> **Prompt**
Reproduce the records below exactly, leaving out any pictures.

> **Rows**
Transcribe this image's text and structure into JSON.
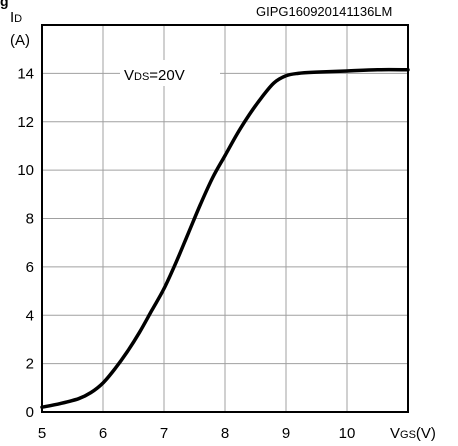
{
  "chart_data": {
    "type": "line",
    "partial_title": "g",
    "figure_code": "GIPG160920141136LM",
    "ylabel": {
      "main": "I",
      "sub": "D",
      "unit": "(A)"
    },
    "xlabel": {
      "main": "V",
      "sub": "GS",
      "unit": "(V)"
    },
    "annotation": {
      "main": "V",
      "sub": "DS",
      "rest": "=20V"
    },
    "xlim": [
      5,
      11
    ],
    "ylim": [
      0,
      16
    ],
    "x_ticks": [
      "5",
      "6",
      "7",
      "8",
      "9",
      "10"
    ],
    "y_ticks": [
      "0",
      "2",
      "4",
      "6",
      "8",
      "10",
      "12",
      "14"
    ],
    "grid": true,
    "series": [
      {
        "x": [
          5.0,
          5.3,
          5.6,
          5.8,
          6.0,
          6.2,
          6.4,
          6.6,
          6.8,
          7.0,
          7.2,
          7.4,
          7.6,
          7.8,
          8.0,
          8.2,
          8.4,
          8.6,
          8.8,
          9.0,
          9.2,
          9.5,
          10.0,
          10.5,
          11.0
        ],
        "y": [
          0.2,
          0.35,
          0.55,
          0.8,
          1.2,
          1.8,
          2.5,
          3.3,
          4.2,
          5.1,
          6.2,
          7.4,
          8.6,
          9.7,
          10.6,
          11.5,
          12.3,
          13.0,
          13.6,
          13.9,
          14.0,
          14.05,
          14.1,
          14.15,
          14.15
        ]
      }
    ],
    "colors": {
      "curve": "#000000",
      "grid": "#a0a0a0",
      "frame": "#000000"
    }
  }
}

> **Written solution**
Transcribe this image's text and structure into JSON.
{
  "chart_data": {
    "type": "line",
    "partial_title": "g",
    "figure_code": "GIPG160920141136LM",
    "ylabel": {
      "main": "I",
      "sub": "D",
      "unit": "(A)"
    },
    "xlabel": {
      "main": "V",
      "sub": "GS",
      "unit": "(V)"
    },
    "annotation": {
      "main": "V",
      "sub": "DS",
      "rest": "=20V"
    },
    "xlim": [
      5,
      11
    ],
    "ylim": [
      0,
      16
    ],
    "x_ticks": [
      "5",
      "6",
      "7",
      "8",
      "9",
      "10"
    ],
    "y_ticks": [
      "0",
      "2",
      "4",
      "6",
      "8",
      "10",
      "12",
      "14"
    ],
    "grid": true,
    "series": [
      {
        "x": [
          5.0,
          5.3,
          5.6,
          5.8,
          6.0,
          6.2,
          6.4,
          6.6,
          6.8,
          7.0,
          7.2,
          7.4,
          7.6,
          7.8,
          8.0,
          8.2,
          8.4,
          8.6,
          8.8,
          9.0,
          9.2,
          9.5,
          10.0,
          10.5,
          11.0
        ],
        "y": [
          0.2,
          0.35,
          0.55,
          0.8,
          1.2,
          1.8,
          2.5,
          3.3,
          4.2,
          5.1,
          6.2,
          7.4,
          8.6,
          9.7,
          10.6,
          11.5,
          12.3,
          13.0,
          13.6,
          13.9,
          14.0,
          14.05,
          14.1,
          14.15,
          14.15
        ]
      }
    ],
    "colors": {
      "curve": "#000000",
      "grid": "#a0a0a0",
      "frame": "#000000"
    }
  }
}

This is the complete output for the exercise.